### Problem statement
Copy every line from the material below that holds "circle".

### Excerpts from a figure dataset
⟨

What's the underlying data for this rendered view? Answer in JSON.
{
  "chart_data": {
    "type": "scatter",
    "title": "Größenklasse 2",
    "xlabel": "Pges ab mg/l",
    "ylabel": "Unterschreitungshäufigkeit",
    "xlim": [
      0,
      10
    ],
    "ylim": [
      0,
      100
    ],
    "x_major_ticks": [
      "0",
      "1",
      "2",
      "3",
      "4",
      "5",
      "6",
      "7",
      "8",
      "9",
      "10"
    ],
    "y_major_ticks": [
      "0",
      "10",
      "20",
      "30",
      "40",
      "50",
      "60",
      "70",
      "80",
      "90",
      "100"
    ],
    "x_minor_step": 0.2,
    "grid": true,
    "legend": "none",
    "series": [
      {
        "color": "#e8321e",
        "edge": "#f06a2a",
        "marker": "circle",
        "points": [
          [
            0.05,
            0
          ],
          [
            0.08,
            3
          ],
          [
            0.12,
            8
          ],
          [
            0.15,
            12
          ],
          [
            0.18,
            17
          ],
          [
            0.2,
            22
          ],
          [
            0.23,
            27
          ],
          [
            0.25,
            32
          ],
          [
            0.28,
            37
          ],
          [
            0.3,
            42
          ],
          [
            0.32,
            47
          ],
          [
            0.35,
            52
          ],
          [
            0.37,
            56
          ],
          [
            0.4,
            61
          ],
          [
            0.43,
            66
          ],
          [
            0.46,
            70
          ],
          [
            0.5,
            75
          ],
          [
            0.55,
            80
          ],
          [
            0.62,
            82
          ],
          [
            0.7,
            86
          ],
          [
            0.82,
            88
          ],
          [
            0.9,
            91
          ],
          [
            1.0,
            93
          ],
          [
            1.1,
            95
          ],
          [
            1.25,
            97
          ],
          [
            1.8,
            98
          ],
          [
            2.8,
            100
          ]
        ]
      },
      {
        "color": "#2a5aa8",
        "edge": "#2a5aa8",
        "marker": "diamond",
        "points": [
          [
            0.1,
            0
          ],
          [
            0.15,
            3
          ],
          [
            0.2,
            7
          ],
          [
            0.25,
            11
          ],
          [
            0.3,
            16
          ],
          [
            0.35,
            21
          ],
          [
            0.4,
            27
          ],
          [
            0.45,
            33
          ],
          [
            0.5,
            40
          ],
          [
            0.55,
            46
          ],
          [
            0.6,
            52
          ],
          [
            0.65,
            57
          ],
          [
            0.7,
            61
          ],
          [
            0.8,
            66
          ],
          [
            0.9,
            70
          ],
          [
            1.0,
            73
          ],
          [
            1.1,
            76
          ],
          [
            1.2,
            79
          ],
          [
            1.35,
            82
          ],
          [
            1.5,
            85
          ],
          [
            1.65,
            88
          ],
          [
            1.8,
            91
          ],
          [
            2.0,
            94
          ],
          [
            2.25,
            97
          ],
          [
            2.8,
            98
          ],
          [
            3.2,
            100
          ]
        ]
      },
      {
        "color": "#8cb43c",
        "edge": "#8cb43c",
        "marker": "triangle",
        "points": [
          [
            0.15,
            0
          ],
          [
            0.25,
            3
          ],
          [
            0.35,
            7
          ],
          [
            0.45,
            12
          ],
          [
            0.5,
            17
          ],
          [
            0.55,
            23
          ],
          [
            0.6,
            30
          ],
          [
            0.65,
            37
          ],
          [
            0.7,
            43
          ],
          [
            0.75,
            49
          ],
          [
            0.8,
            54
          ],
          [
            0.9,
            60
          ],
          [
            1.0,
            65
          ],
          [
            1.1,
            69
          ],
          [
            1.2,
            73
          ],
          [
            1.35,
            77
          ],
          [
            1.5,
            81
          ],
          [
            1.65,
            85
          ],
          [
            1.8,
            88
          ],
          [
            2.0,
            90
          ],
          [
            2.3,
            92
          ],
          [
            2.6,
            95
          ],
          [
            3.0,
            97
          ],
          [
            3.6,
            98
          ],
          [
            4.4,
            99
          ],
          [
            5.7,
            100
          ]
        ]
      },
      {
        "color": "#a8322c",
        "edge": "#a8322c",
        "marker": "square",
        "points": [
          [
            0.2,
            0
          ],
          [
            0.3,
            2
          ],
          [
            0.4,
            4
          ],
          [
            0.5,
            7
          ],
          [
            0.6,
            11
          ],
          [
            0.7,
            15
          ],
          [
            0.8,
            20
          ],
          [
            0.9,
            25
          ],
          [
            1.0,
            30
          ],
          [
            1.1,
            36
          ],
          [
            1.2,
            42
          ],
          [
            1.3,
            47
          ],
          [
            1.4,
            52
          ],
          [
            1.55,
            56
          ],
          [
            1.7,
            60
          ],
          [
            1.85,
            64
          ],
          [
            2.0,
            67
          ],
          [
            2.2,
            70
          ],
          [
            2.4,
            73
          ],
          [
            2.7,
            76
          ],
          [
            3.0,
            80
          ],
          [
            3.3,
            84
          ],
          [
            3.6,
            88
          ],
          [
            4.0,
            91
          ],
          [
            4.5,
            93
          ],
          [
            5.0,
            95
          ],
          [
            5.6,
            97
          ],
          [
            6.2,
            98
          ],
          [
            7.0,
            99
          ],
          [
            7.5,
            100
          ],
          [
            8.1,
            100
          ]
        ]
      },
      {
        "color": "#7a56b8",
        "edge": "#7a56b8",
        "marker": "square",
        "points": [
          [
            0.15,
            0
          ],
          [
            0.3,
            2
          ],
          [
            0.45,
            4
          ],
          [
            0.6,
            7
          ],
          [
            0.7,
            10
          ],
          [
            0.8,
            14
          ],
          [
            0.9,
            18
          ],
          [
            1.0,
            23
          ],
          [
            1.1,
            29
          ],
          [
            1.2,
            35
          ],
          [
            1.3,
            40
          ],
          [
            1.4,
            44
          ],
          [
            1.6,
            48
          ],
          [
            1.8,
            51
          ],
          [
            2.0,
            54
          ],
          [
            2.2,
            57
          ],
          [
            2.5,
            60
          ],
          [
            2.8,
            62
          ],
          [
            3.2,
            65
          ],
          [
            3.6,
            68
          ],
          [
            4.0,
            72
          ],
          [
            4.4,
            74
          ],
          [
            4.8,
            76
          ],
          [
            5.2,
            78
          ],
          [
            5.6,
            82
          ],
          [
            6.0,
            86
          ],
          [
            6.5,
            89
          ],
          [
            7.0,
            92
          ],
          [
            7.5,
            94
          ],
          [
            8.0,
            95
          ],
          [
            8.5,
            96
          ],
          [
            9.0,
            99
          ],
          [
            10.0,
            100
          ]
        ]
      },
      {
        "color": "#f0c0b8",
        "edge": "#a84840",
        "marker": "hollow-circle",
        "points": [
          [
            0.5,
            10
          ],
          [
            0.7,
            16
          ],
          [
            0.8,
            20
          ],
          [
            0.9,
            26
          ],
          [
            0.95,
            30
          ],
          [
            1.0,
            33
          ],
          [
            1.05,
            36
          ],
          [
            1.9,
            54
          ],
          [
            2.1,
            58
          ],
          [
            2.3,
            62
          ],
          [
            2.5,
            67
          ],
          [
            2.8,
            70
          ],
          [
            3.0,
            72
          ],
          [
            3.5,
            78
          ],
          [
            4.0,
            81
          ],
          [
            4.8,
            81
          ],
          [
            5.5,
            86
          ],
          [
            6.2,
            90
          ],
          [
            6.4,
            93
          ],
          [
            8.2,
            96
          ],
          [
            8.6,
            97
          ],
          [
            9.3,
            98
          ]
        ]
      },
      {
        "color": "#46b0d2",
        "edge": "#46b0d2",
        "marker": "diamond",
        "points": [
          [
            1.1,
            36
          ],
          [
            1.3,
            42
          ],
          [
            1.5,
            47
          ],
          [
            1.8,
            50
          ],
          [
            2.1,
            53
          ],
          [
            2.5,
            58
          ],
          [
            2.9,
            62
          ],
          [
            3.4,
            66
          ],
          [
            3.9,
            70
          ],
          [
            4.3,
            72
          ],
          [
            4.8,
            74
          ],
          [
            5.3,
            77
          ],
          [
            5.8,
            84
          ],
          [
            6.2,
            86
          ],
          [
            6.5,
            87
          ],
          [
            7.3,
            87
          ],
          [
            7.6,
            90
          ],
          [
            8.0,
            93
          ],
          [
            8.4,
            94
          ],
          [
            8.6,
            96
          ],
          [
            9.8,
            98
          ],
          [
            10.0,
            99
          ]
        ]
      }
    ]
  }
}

⟩

### Worked solution
        "marker": "circle",
        "marker": "hollow-circle",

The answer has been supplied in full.